[Data excerpts]
+ + + + + + +
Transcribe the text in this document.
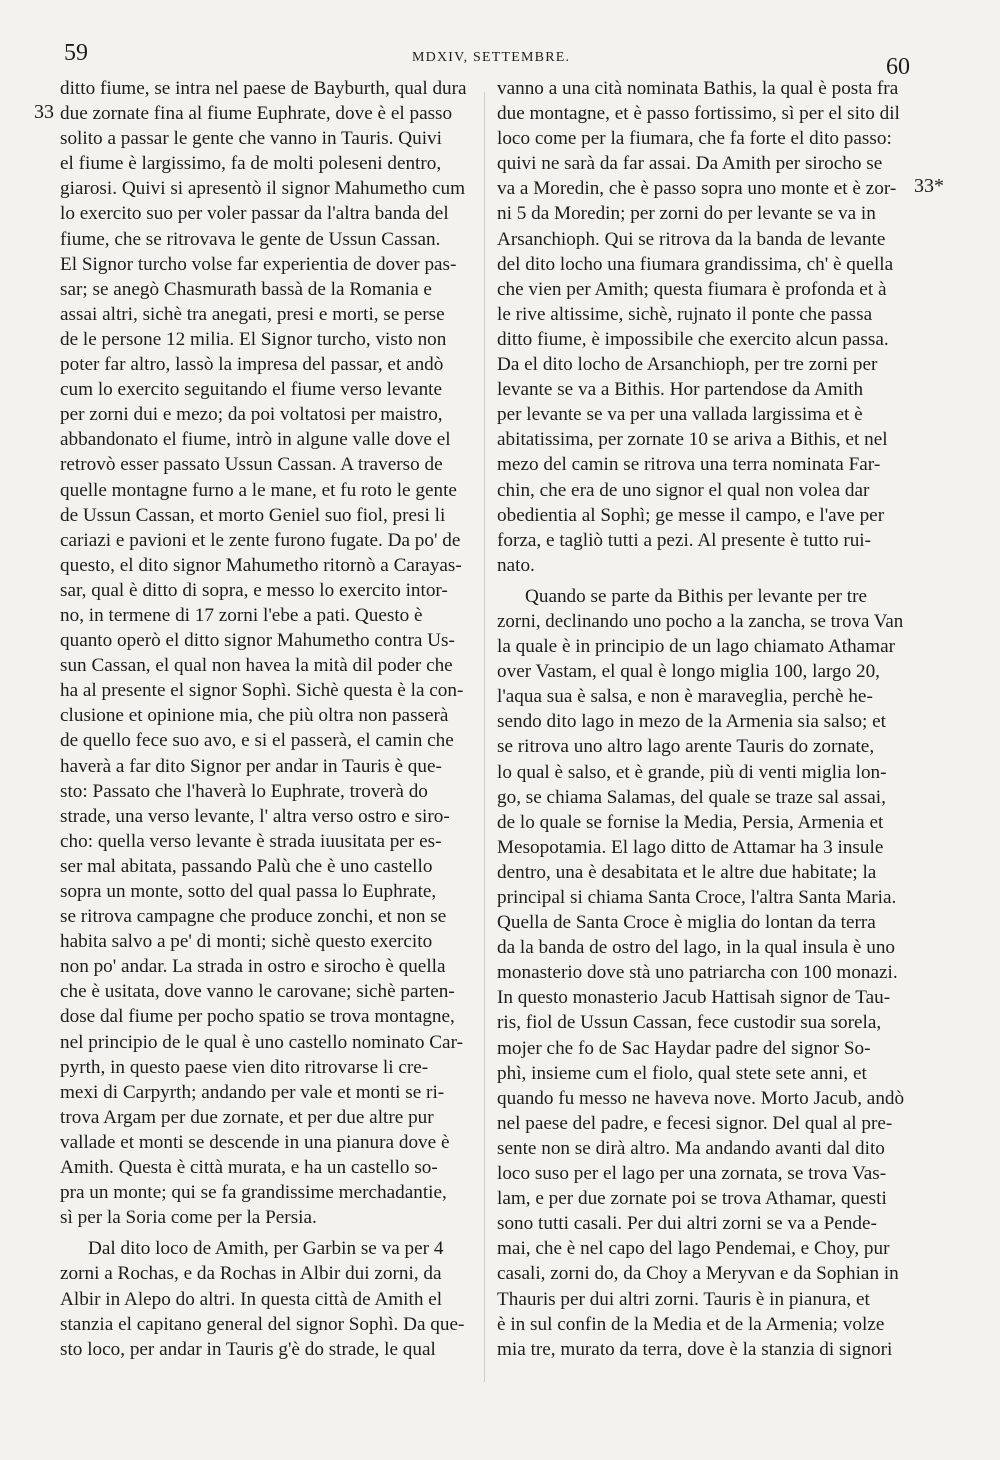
59	MDXIV, SETTEMBRE.	60
33
33*
ditto fiume, se intra nel paese de Bayburth, qual dura
due zornate fina al fiume Euphrate, dove è el passo
solito a passar le gente che vanno in Tauris. Quivi
el fiume è largissimo, fa de molti poleseni dentro,
giarosi. Quivi si apresentò il signor Mahumetho cum
lo exercito suo per voler passar da l'altra banda del
fiume, che se ritrovava le gente de Ussun Cassan.
El Signor turcho volse far experientia de dover pas-
sar; se anegò Chasmurath bassà de la Romania e
assai altri, sichè tra anegati, presi e morti, se perse
de le persone 12 milia. El Signor turcho, visto non
poter far altro, lassò la impresa del passar, et andò
cum lo exercito seguitando el fiume verso levante
per zorni dui e mezo; da poi voltatosi per maistro,
abbandonato el fiume, intrò in algune valle dove el
retrovò esser passato Ussun Cassan. A traverso de
quelle montagne furno a le mane, et fu roto le gente
de Ussun Cassan, et morto Geniel suo fiol, presi li
cariazi e pavioni et le zente furono fugate. Da po' de
questo, el dito signor Mahumetho ritornò a Carayas-
sar, qual è ditto di sopra, e messo lo exercito intor-
no, in termene di 17 zorni l'ebe a pati. Questo è
quanto operò el ditto signor Mahumetho contra Us-
sun Cassan, el qual non havea la mità dil poder che
ha al presente el signor Sophì. Sichè questa è la con-
clusione et opinione mia, che più oltra non passerà
de quello fece suo avo, e si el passerà, el camin che
haverà a far dito Signor per andar in Tauris è que-
sto: Passato che l'haverà lo Euphrate, troverà do
strade, una verso levante, l' altra verso ostro e siro-
cho: quella verso levante è strada iuusitata per es-
ser mal abitata, passando Palù che è uno castello
sopra un monte, sotto del qual passa lo Euphrate,
se ritrova campagne che produce zonchi, et non se
habita salvo a pe' di monti; sichè questo exercito
non po' andar. La strada in ostro e sirocho è quella
che è usitata, dove vanno le carovane; sichè parten-
dose dal fiume per pocho spatio se trova montagne,
nel principio de le qual è uno castello nominato Car-
pyrth, in questo paese vien dito ritrovarse li cre-
mexi di Carpyrth; andando per vale et monti se ri-
trova Argam per due zornate, et per due altre pur
vallade et monti se descende in una pianura dove è
Amith. Questa è città murata, e ha un castello so-
pra un monte; qui se fa grandissime merchadantie,
sì per la Soria come per la Persia.
Dal dito loco de Amith, per Garbin se va per 4
zorni a Rochas, e da Rochas in Albir dui zorni, da
Albir in Alepo do altri. In questa città de Amith el
stanzia el capitano general del signor Sophì. Da que-
sto loco, per andar in Tauris g'è do strade, le qual
vanno a una cità nominata Bathis, la qual è posta fra
due montagne, et è passo fortissimo, sì per el sito dil
loco come per la fiumara, che fa forte el dito passo:
quivi ne sarà da far assai. Da Amith per sirocho se
va a Moredin, che è passo sopra uno monte et è zor-
ni 5 da Moredin; per zorni do per levante se va in
Arsanchioph. Qui se ritrova da la banda de levante
del dito locho una fiumara grandissima, ch' è quella
che vien per Amith; questa fiumara è profonda et à
le rive altissime, sichè, rujnato il ponte che passa
ditto fiume, è impossibile che exercito alcun passa.
Da el dito locho de Arsanchioph, per tre zorni per
levante se va a Bithis. Hor partendose da Amith
per levante se va per una vallada largissima et è
abitatissima, per zornate 10 se ariva a Bithis, et nel
mezo del camin se ritrova una terra nominata Far-
chin, che era de uno signor el qual non volea dar
obedientia al Sophì; ge messe il campo, e l'ave per
forza, e tagliò tutti a pezi. Al presente è tutto rui-
nato.
Quando se parte da Bithis per levante per tre
zorni, declinando uno pocho a la zancha, se trova Van
la quale è in principio de un lago chiamato Athamar
over Vastam, el qual è longo miglia 100, largo 20,
l'aqua sua è salsa, e non è maraveglia, perchè he-
sendo dito lago in mezo de la Armenia sia salso; et
se ritrova uno altro lago arente Tauris do zornate,
lo qual è salso, et è grande, più di venti miglia lon-
go, se chiama Salamas, del quale se traze sal assai,
de lo quale se fornise la Media, Persia, Armenia et
Mesopotamia. El lago ditto de Attamar ha 3 insule
dentro, una è desabitata et le altre due habitate; la
principal si chiama Santa Croce, l'altra Santa Maria.
Quella de Santa Croce è miglia do lontan da terra
da la banda de ostro del lago, in la qual insula è uno
monasterio dove stà uno patriarcha con 100 monazi.
In questo monasterio Jacub Hattisah signor de Tau-
ris, fiol de Ussun Cassan, fece custodir sua sorela,
mojer che fo de Sac Haydar padre del signor So-
phì, insieme cum el fiolo, qual stete sete anni, et
quando fu messo ne haveva nove. Morto Jacub, andò
nel paese del padre, e fecesi signor. Del qual al pre-
sente non se dirà altro. Ma andando avanti dal dito
loco suso per el lago per una zornata, se trova Vas-
lam, e per due zornate poi se trova Athamar, questi
sono tutti casali. Per dui altri zorni se va a Pende-
mai, che è nel capo del lago Pendemai, e Choy, pur
casali, zorni do, da Choy a Meryvan e da Sophian in
Thauris per dui altri zorni. Tauris è in pianura, et
è in sul confin de la Media et de la Armenia; volze
mia tre, murato da terra, dove è la stanzia di signori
+ + + + + + +
## Exercise task
Quote the entries above word for word. Leave the images out.

## Response to this task
Transcribe the text in this document.
59	MDXIV, SETTEMBRE.	60
33
33*
ditto fiume, se intra nel paese de Bayburth, qual dura
due zornate fina al fiume Euphrate, dove è el passo
solito a passar le gente che vanno in Tauris. Quivi
el fiume è largissimo, fa de molti poleseni dentro,
giarosi. Quivi si apresentò il signor Mahumetho cum
lo exercito suo per voler passar da l'altra banda del
fiume, che se ritrovava le gente de Ussun Cassan.
El Signor turcho volse far experientia de dover pas-
sar; se anegò Chasmurath bassà de la Romania e
assai altri, sichè tra anegati, presi e morti, se perse
de le persone 12 milia. El Signor turcho, visto non
poter far altro, lassò la impresa del passar, et andò
cum lo exercito seguitando el fiume verso levante
per zorni dui e mezo; da poi voltatosi per maistro,
abbandonato el fiume, intrò in algune valle dove el
retrovò esser passato Ussun Cassan. A traverso de
quelle montagne furno a le mane, et fu roto le gente
de Ussun Cassan, et morto Geniel suo fiol, presi li
cariazi e pavioni et le zente furono fugate. Da po' de
questo, el dito signor Mahumetho ritornò a Carayas-
sar, qual è ditto di sopra, e messo lo exercito intor-
no, in termene di 17 zorni l'ebe a pati. Questo è
quanto operò el ditto signor Mahumetho contra Us-
sun Cassan, el qual non havea la mità dil poder che
ha al presente el signor Sophì. Sichè questa è la con-
clusione et opinione mia, che più oltra non passerà
de quello fece suo avo, e si el passerà, el camin che
haverà a far dito Signor per andar in Tauris è que-
sto: Passato che l'haverà lo Euphrate, troverà do
strade, una verso levante, l' altra verso ostro e siro-
cho: quella verso levante è strada iuusitata per es-
ser mal abitata, passando Palù che è uno castello
sopra un monte, sotto del qual passa lo Euphrate,
se ritrova campagne che produce zonchi, et non se
habita salvo a pe' di monti; sichè questo exercito
non po' andar. La strada in ostro e sirocho è quella
che è usitata, dove vanno le carovane; sichè parten-
dose dal fiume per pocho spatio se trova montagne,
nel principio de le qual è uno castello nominato Car-
pyrth, in questo paese vien dito ritrovarse li cre-
mexi di Carpyrth; andando per vale et monti se ri-
trova Argam per due zornate, et per due altre pur
vallade et monti se descende in una pianura dove è
Amith. Questa è città murata, e ha un castello so-
pra un monte; qui se fa grandissime merchadantie,
sì per la Soria come per la Persia.
Dal dito loco de Amith, per Garbin se va per 4
zorni a Rochas, e da Rochas in Albir dui zorni, da
Albir in Alepo do altri. In questa città de Amith el
stanzia el capitano general del signor Sophì. Da que-
sto loco, per andar in Tauris g'è do strade, le qual
vanno a una cità nominata Bathis, la qual è posta fra
due montagne, et è passo fortissimo, sì per el sito dil
loco come per la fiumara, che fa forte el dito passo:
quivi ne sarà da far assai. Da Amith per sirocho se
va a Moredin, che è passo sopra uno monte et è zor-
ni 5 da Moredin; per zorni do per levante se va in
Arsanchioph. Qui se ritrova da la banda de levante
del dito locho una fiumara grandissima, ch' è quella
che vien per Amith; questa fiumara è profonda et à
le rive altissime, sichè, rujnato il ponte che passa
ditto fiume, è impossibile che exercito alcun passa.
Da el dito locho de Arsanchioph, per tre zorni per
levante se va a Bithis. Hor partendose da Amith
per levante se va per una vallada largissima et è
abitatissima, per zornate 10 se ariva a Bithis, et nel
mezo del camin se ritrova una terra nominata Far-
chin, che era de uno signor el qual non volea dar
obedientia al Sophì; ge messe il campo, e l'ave per
forza, e tagliò tutti a pezi. Al presente è tutto rui-
nato.
Quando se parte da Bithis per levante per tre
zorni, declinando uno pocho a la zancha, se trova Van
la quale è in principio de un lago chiamato Athamar
over Vastam, el qual è longo miglia 100, largo 20,
l'aqua sua è salsa, e non è maraveglia, perchè he-
sendo dito lago in mezo de la Armenia sia salso; et
se ritrova uno altro lago arente Tauris do zornate,
lo qual è salso, et è grande, più di venti miglia lon-
go, se chiama Salamas, del quale se traze sal assai,
de lo quale se fornise la Media, Persia, Armenia et
Mesopotamia. El lago ditto de Attamar ha 3 insule
dentro, una è desabitata et le altre due habitate; la
principal si chiama Santa Croce, l'altra Santa Maria.
Quella de Santa Croce è miglia do lontan da terra
da la banda de ostro del lago, in la qual insula è uno
monasterio dove stà uno patriarcha con 100 monazi.
In questo monasterio Jacub Hattisah signor de Tau-
ris, fiol de Ussun Cassan, fece custodir sua sorela,
mojer che fo de Sac Haydar padre del signor So-
phì, insieme cum el fiolo, qual stete sete anni, et
quando fu messo ne haveva nove. Morto Jacub, andò
nel paese del padre, e fecesi signor. Del qual al pre-
sente non se dirà altro. Ma andando avanti dal dito
loco suso per el lago per una zornata, se trova Vas-
lam, e per due zornate poi se trova Athamar, questi
sono tutti casali. Per dui altri zorni se va a Pende-
mai, che è nel capo del lago Pendemai, e Choy, pur
casali, zorni do, da Choy a Meryvan e da Sophian in
Thauris per dui altri zorni. Tauris è in pianura, et
è in sul confin de la Media et de la Armenia; volze
mia tre, murato da terra, dove è la stanzia di signori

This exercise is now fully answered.